* [DATA ENTRIES]
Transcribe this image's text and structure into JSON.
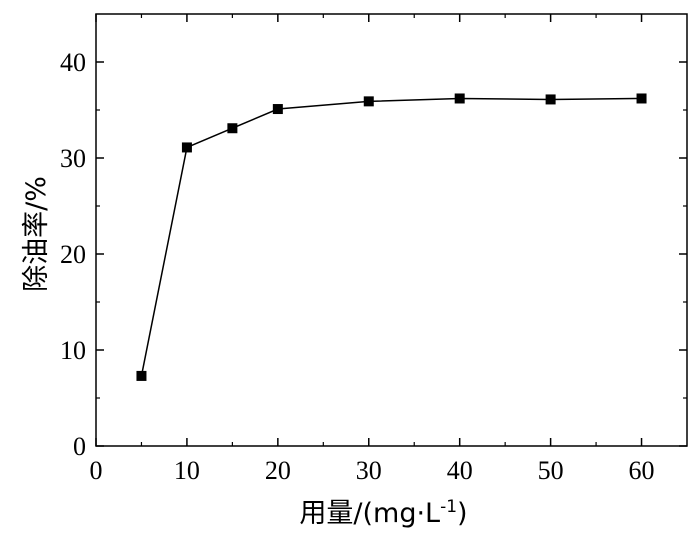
{
  "chart_data": {
    "type": "line",
    "xlabel": "用量/(mg·L",
    "xlabel_sup": "-1",
    "xlabel_close": ")",
    "ylabel": "除油率/%",
    "xlim": [
      0,
      65
    ],
    "ylim": [
      0,
      45
    ],
    "x_ticks": [
      0,
      10,
      20,
      30,
      40,
      50,
      60
    ],
    "y_ticks": [
      0,
      10,
      20,
      30,
      40
    ],
    "x_tick_labels": [
      "0",
      "10",
      "20",
      "30",
      "40",
      "50",
      "60"
    ],
    "y_tick_labels": [
      "0",
      "10",
      "20",
      "30",
      "40"
    ],
    "grid": false,
    "marker": "square",
    "series": [
      {
        "x": [
          5,
          10,
          15,
          20,
          30,
          40,
          50,
          60
        ],
        "y": [
          7.3,
          31.1,
          33.1,
          35.1,
          35.9,
          36.2,
          36.1,
          36.2
        ],
        "color": "#000000"
      }
    ]
  }
}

* [REQUIREMENTS] Every entry above is to be set down exactly; the pictures are to be left out.

* [EXPECTED ANSWER]
Transcribe this image's text and structure into JSON.
{
  "chart_data": {
    "type": "line",
    "xlabel": "用量/(mg·L",
    "xlabel_sup": "-1",
    "xlabel_close": ")",
    "ylabel": "除油率/%",
    "xlim": [
      0,
      65
    ],
    "ylim": [
      0,
      45
    ],
    "x_ticks": [
      0,
      10,
      20,
      30,
      40,
      50,
      60
    ],
    "y_ticks": [
      0,
      10,
      20,
      30,
      40
    ],
    "x_tick_labels": [
      "0",
      "10",
      "20",
      "30",
      "40",
      "50",
      "60"
    ],
    "y_tick_labels": [
      "0",
      "10",
      "20",
      "30",
      "40"
    ],
    "grid": false,
    "marker": "square",
    "series": [
      {
        "x": [
          5,
          10,
          15,
          20,
          30,
          40,
          50,
          60
        ],
        "y": [
          7.3,
          31.1,
          33.1,
          35.1,
          35.9,
          36.2,
          36.1,
          36.2
        ],
        "color": "#000000"
      }
    ]
  }
}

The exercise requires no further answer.